* _GIVEN DATA_:

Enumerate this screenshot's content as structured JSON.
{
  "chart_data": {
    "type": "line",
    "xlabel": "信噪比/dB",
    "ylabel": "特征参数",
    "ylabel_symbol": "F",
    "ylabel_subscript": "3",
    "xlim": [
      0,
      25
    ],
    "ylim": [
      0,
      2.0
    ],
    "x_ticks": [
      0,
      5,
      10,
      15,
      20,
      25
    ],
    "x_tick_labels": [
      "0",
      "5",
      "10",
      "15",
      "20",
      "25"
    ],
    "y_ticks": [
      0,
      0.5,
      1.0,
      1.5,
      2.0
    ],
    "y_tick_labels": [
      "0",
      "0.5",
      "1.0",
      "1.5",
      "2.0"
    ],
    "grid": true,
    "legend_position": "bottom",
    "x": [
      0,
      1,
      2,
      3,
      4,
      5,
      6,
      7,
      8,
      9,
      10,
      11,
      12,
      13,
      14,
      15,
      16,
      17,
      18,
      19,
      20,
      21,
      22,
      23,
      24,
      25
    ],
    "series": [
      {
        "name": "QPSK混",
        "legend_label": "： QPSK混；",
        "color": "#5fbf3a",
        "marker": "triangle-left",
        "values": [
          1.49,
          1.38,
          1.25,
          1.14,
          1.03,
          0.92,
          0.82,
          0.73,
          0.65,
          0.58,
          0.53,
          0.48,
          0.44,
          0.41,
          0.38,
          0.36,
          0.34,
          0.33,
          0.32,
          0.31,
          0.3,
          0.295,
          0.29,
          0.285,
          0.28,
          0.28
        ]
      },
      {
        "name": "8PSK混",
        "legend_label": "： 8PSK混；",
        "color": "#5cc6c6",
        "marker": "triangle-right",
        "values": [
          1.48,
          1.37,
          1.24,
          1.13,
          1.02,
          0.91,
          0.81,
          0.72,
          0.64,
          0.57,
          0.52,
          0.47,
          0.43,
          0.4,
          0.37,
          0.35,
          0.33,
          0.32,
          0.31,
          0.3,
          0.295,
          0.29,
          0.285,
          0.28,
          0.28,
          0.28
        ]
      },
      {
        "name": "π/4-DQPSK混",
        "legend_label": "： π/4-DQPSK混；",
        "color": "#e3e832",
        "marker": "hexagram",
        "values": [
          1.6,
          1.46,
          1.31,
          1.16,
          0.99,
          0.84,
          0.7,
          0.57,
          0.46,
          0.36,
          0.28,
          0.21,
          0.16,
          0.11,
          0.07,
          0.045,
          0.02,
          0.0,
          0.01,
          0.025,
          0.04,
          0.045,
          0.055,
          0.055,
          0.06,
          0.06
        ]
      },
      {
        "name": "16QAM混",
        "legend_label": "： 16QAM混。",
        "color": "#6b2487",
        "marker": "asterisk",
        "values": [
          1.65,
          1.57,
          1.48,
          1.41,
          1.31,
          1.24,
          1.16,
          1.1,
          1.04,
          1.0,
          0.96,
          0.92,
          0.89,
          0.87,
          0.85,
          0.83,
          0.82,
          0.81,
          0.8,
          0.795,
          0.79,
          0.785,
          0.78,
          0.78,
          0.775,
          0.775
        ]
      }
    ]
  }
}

...

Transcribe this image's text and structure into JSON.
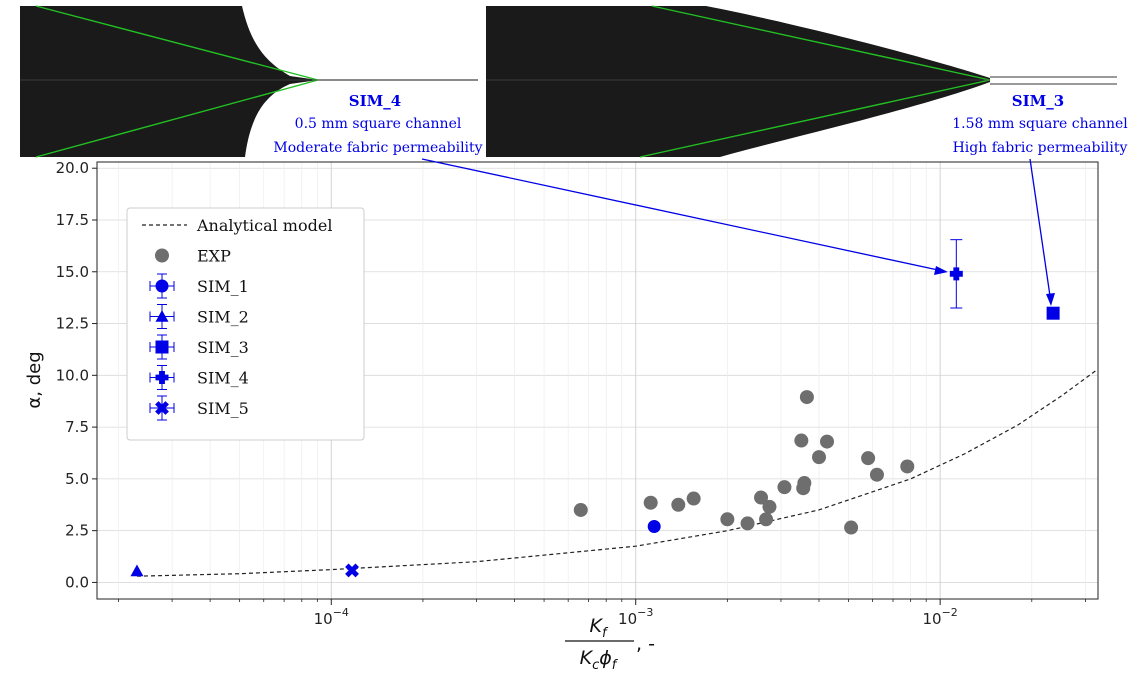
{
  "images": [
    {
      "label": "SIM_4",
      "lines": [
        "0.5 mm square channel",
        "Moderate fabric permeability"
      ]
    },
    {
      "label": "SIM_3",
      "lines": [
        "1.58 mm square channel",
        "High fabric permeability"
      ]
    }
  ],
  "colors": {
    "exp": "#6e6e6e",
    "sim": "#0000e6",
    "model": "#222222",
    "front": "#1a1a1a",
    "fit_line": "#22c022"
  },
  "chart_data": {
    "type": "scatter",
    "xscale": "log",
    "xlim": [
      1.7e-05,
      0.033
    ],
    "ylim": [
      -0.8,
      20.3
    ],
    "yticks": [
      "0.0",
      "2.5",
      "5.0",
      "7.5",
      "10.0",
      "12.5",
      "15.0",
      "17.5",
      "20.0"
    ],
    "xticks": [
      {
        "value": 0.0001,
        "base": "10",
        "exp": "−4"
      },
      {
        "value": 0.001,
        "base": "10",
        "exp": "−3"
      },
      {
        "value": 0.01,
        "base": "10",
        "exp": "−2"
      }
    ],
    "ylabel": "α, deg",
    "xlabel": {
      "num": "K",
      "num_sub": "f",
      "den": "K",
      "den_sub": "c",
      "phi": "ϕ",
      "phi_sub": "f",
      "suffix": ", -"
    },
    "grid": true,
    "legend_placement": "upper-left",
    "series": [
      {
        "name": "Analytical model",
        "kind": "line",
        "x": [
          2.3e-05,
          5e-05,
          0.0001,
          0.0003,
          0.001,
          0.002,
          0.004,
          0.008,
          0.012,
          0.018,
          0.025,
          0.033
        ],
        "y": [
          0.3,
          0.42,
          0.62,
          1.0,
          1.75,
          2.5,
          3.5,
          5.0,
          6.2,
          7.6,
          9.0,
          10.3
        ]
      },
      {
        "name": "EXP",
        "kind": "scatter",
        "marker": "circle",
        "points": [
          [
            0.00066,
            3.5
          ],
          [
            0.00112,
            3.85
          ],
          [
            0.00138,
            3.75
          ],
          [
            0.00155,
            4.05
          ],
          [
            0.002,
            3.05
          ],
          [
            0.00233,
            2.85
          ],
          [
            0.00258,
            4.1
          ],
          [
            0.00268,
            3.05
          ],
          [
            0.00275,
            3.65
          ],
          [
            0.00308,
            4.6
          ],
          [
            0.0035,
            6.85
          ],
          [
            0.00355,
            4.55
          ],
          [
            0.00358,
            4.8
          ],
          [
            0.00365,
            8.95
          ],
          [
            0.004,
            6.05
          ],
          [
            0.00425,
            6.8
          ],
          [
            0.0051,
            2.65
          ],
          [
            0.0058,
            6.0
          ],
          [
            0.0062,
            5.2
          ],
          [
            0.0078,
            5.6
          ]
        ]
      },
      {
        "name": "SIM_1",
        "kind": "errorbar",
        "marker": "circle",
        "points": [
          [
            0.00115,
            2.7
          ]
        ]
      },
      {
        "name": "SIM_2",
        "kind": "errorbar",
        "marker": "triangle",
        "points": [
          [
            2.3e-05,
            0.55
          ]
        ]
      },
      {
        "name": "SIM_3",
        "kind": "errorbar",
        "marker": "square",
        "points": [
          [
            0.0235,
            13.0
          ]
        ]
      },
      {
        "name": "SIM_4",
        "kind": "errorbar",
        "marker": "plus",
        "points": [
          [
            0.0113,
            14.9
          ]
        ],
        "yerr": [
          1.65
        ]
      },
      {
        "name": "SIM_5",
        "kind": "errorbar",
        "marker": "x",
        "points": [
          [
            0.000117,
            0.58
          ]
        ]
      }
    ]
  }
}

* _EXERCISE DIRECTIONS_: Which lines hold the string "permeability"? List them all.

* _TASK RESPONSE_:
        "Moderate fabric permeability"
        "High fabric permeability"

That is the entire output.